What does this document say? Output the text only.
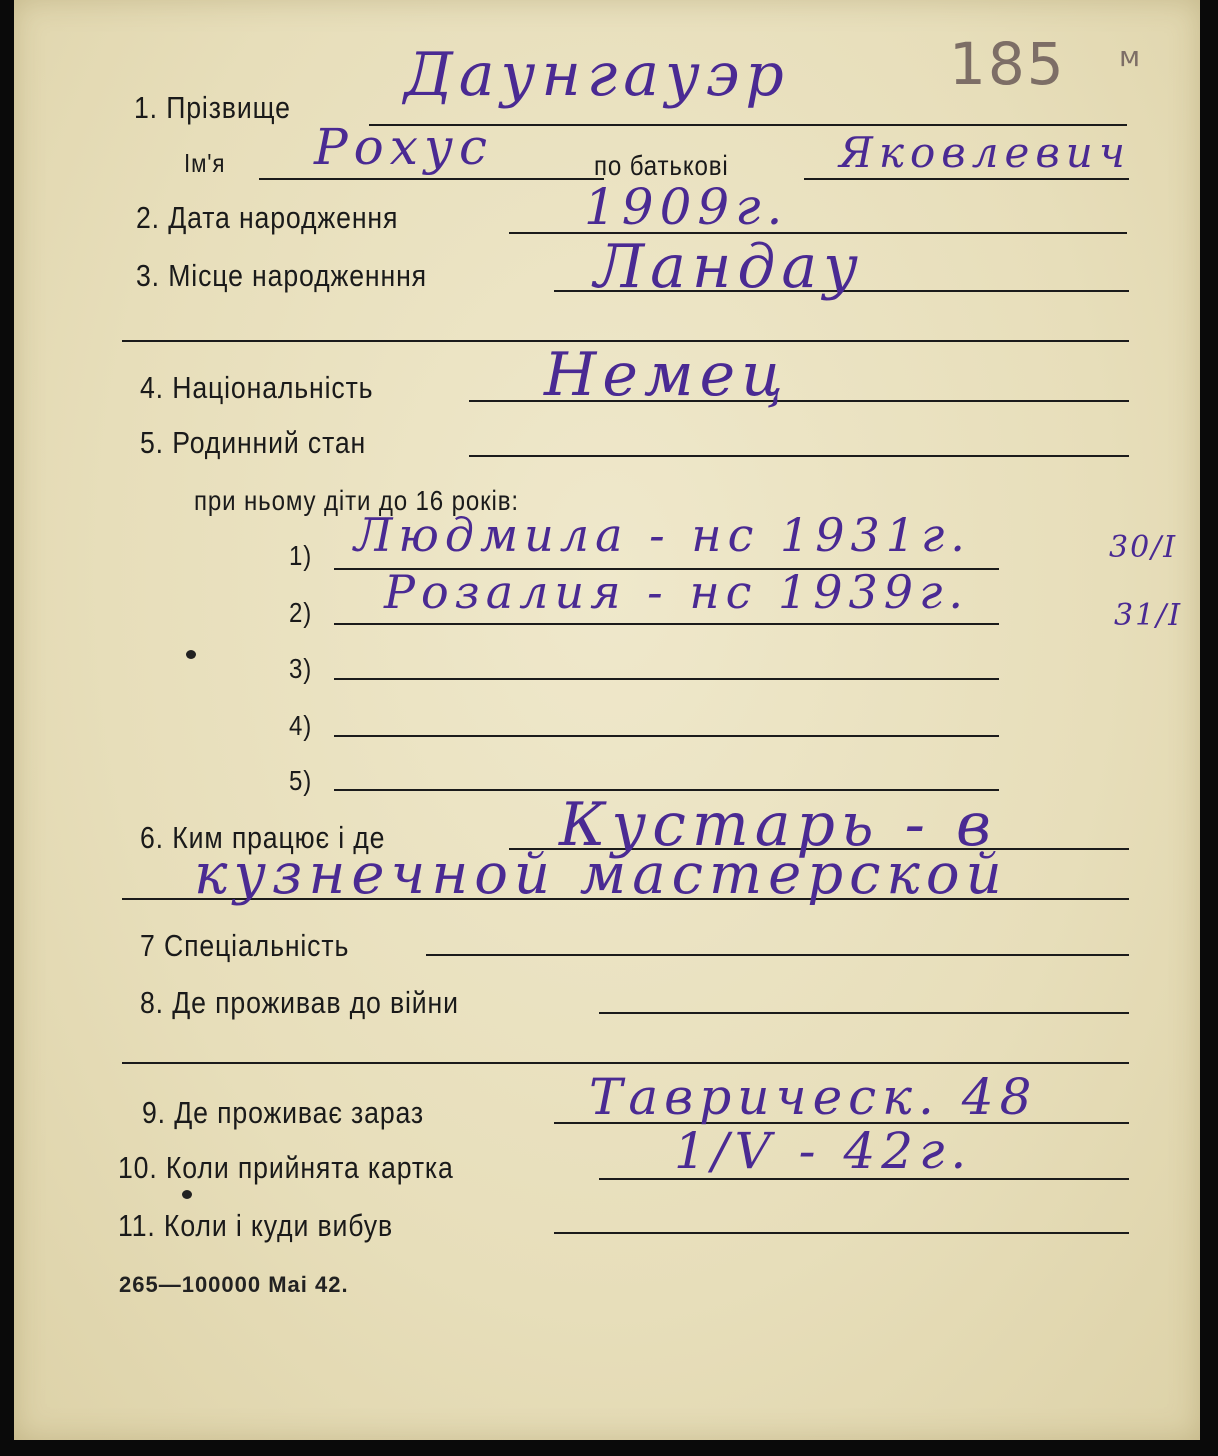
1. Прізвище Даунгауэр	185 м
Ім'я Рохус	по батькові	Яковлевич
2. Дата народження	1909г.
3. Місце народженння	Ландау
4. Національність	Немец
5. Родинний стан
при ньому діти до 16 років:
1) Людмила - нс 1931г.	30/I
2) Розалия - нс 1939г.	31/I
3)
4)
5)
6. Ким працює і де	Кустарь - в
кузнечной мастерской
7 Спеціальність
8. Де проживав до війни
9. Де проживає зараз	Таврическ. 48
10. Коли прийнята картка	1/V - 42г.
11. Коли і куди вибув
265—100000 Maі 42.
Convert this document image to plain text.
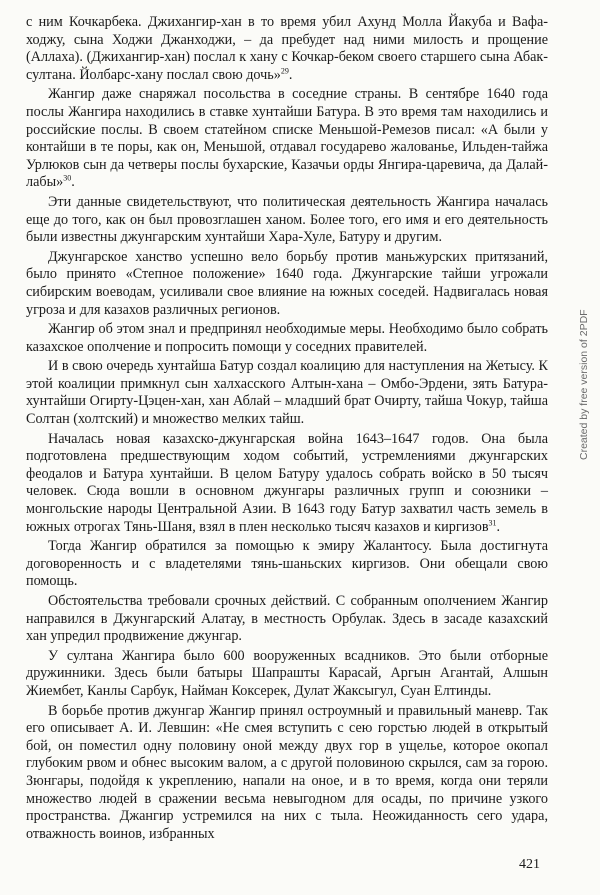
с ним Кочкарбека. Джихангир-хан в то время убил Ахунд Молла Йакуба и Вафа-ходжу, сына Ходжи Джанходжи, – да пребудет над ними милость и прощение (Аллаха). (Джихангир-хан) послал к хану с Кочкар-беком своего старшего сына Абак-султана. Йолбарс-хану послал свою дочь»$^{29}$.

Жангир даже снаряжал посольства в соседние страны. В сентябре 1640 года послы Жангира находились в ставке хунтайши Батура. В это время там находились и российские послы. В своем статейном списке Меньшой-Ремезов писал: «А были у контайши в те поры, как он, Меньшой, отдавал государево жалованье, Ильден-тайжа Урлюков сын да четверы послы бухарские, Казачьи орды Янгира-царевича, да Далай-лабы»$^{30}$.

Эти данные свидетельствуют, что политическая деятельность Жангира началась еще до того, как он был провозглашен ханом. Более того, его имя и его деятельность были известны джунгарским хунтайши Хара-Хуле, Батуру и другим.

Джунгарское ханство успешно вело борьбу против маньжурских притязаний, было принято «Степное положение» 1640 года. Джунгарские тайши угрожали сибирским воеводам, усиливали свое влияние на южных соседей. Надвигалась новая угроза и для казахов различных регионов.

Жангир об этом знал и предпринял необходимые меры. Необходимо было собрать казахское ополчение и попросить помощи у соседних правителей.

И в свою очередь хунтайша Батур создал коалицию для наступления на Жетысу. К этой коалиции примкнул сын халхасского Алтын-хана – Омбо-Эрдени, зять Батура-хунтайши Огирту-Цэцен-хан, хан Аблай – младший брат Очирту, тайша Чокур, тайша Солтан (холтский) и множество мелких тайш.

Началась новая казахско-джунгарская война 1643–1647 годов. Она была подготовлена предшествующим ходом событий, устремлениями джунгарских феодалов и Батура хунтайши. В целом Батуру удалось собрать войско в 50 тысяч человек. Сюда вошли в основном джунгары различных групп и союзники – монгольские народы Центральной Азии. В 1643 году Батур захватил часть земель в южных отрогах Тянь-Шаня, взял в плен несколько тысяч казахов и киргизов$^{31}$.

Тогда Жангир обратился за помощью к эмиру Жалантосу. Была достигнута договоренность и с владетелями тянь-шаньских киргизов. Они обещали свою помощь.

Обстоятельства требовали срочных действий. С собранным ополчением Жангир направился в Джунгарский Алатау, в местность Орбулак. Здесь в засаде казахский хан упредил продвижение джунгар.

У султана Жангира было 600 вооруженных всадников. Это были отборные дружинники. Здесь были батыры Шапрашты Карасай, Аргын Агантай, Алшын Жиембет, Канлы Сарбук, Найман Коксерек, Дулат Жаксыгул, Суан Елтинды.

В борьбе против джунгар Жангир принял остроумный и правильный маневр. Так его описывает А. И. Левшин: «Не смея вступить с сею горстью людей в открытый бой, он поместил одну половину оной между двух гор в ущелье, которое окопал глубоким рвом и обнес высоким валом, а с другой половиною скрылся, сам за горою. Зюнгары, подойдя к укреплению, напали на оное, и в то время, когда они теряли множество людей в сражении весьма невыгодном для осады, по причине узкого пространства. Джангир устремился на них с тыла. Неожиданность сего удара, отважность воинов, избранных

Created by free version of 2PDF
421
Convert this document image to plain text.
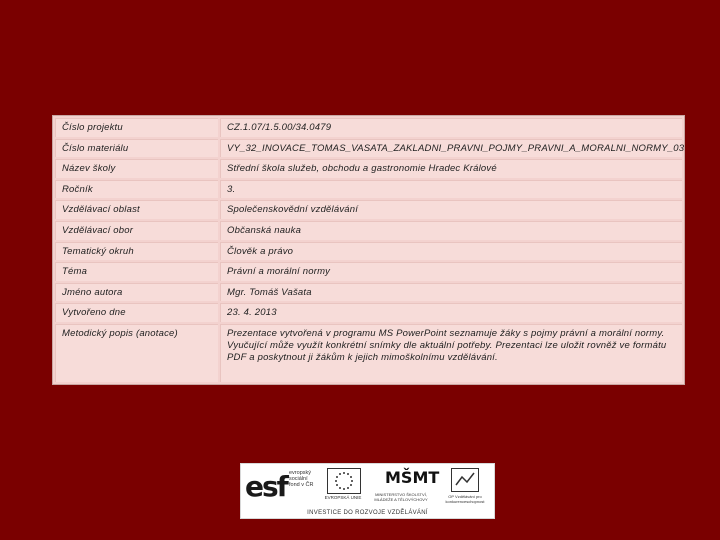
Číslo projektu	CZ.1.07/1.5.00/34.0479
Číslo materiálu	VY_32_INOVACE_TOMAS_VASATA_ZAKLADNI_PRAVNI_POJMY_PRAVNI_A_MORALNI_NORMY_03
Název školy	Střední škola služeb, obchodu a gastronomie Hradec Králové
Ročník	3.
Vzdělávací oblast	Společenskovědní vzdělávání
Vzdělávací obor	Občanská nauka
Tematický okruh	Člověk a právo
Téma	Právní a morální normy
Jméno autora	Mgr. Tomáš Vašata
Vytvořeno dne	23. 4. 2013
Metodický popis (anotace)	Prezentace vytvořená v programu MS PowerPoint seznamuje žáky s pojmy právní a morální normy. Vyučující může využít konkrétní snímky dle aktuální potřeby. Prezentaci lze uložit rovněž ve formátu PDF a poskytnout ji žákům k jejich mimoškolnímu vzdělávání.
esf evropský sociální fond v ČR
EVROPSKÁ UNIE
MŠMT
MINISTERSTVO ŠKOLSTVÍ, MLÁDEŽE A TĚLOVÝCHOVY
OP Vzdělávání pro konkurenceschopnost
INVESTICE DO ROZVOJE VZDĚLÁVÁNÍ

════════════════

**Exercise aim:** Pictures in the records above should not be copied. Repeat everything else exactly.

**Task answer:**
What does this document say? Output the text only.
1. Прізвище Даунгауэр	185 м
Ім'я Рохус	по батькові	Яковлевич
2. Дата народження	1909г.
3. Місце народженння	Ландау
4. Національність	Немец
5. Родинний стан
при ньому діти до 16 років:
1) Людмила - нс 1931г.	30/I
2) Розалия - нс 1939г.	31/I
3)
4)
5)
6. Ким працює і де	Кустарь - в
кузнечной мастерской
7 Спеціальність
8. Де проживав до війни
9. Де проживає зараз	Таврическ. 48
10. Коли прийнята картка	1/V - 42г.
11. Коли і куди вибув
265—100000 Maі 42.
Convert this document image to plain text.
с ним Кочкарбека. Джихангир-хан в то время убил Ахунд Молла Йакуба и Вафа-ходжу, сына Ходжи Джанходжи, – да пребудет над ними милость и прощение (Аллаха). (Джихангир-хан) послал к хану с Кочкар-беком своего старшего сына Абак-султана. Йолбарс-хану послал свою дочь»$^{29}$.

Жангир даже снаряжал посольства в соседние страны. В сентябре 1640 года послы Жангира находились в ставке хунтайши Батура. В это время там находились и российские послы. В своем статейном списке Меньшой-Ремезов писал: «А были у контайши в те поры, как он, Меньшой, отдавал государево жалованье, Ильден-тайжа Урлюков сын да четверы послы бухарские, Казачьи орды Янгира-царевича, да Далай-лабы»$^{30}$.

Эти данные свидетельствуют, что политическая деятельность Жангира началась еще до того, как он был провозглашен ханом. Более того, его имя и его деятельность были известны джунгарским хунтайши Хара-Хуле, Батуру и другим.

Джунгарское ханство успешно вело борьбу против маньжурских притязаний, было принято «Степное положение» 1640 года. Джунгарские тайши угрожали сибирским воеводам, усиливали свое влияние на южных соседей. Надвигалась новая угроза и для казахов различных регионов.

Жангир об этом знал и предпринял необходимые меры. Необходимо было собрать казахское ополчение и попросить помощи у соседних правителей.

И в свою очередь хунтайша Батур создал коалицию для наступления на Жетысу. К этой коалиции примкнул сын халхасского Алтын-хана – Омбо-Эрдени, зять Батура-хунтайши Огирту-Цэцен-хан, хан Аблай – младший брат Очирту, тайша Чокур, тайша Солтан (холтский) и множество мелких тайш.

Началась новая казахско-джунгарская война 1643–1647 годов. Она была подготовлена предшествующим ходом событий, устремлениями джунгарских феодалов и Батура хунтайши. В целом Батуру удалось собрать войско в 50 тысяч человек. Сюда вошли в основном джунгары различных групп и союзники – монгольские народы Центральной Азии. В 1643 году Батур захватил часть земель в южных отрогах Тянь-Шаня, взял в плен несколько тысяч казахов и киргизов$^{31}$.

Тогда Жангир обратился за помощью к эмиру Жалантосу. Была достигнута договоренность и с владетелями тянь-шаньских киргизов. Они обещали свою помощь.

Обстоятельства требовали срочных действий. С собранным ополчением Жангир направился в Джунгарский Алатау, в местность Орбулак. Здесь в засаде казахский хан упредил продвижение джунгар.

У султана Жангира было 600 вооруженных всадников. Это были отборные дружинники. Здесь были батыры Шапрашты Карасай, Аргын Агантай, Алшын Жиембет, Канлы Сарбук, Найман Коксерек, Дулат Жаксыгул, Суан Елтинды.

В борьбе против джунгар Жангир принял остроумный и правильный маневр. Так его описывает А. И. Левшин: «Не смея вступить с сею горстью людей в открытый бой, он поместил одну половину оной между двух гор в ущелье, которое окопал глубоким рвом и обнес высоким валом, а с другой половиною скрылся, сам за горою. Зюнгары, подойдя к укреплению, напали на оное, и в то время, когда они теряли множество людей в сражении весьма невыгодном для осады, по причине узкого пространства. Джангир устремился на них с тыла. Неожиданность сего удара, отважность воинов, избранных

Created by free version of 2PDF
421
Convert this document image to plain text.
Číslo projektu	CZ.1.07/1.5.00/34.0479
Číslo materiálu	VY_32_INOVACE_TOMAS_VASATA_ZAKLADNI_PRAVNI_POJMY_PRAVNI_A_MORALNI_NORMY_03
Název školy	Střední škola služeb, obchodu a gastronomie Hradec Králové
Ročník	3.
Vzdělávací oblast	Společenskovědní vzdělávání
Vzdělávací obor	Občanská nauka
Tematický okruh	Člověk a právo
Téma	Právní a morální normy
Jméno autora	Mgr. Tomáš Vašata
Vytvořeno dne	23. 4. 2013
Metodický popis (anotace)	Prezentace vytvořená v programu MS PowerPoint seznamuje žáky s pojmy právní a morální normy. Vyučující může využít konkrétní snímky dle aktuální potřeby. Prezentaci lze uložit rovněž ve formátu PDF a poskytnout ji žákům k jejich mimoškolnímu vzdělávání.
esf evropský sociální fond v ČR
EVROPSKÁ UNIE
MŠMT
MINISTERSTVO ŠKOLSTVÍ, MLÁDEŽE A TĚLOVÝCHOVY
OP Vzdělávání pro konkurenceschopnost
INVESTICE DO ROZVOJE VZDĚLÁVÁNÍ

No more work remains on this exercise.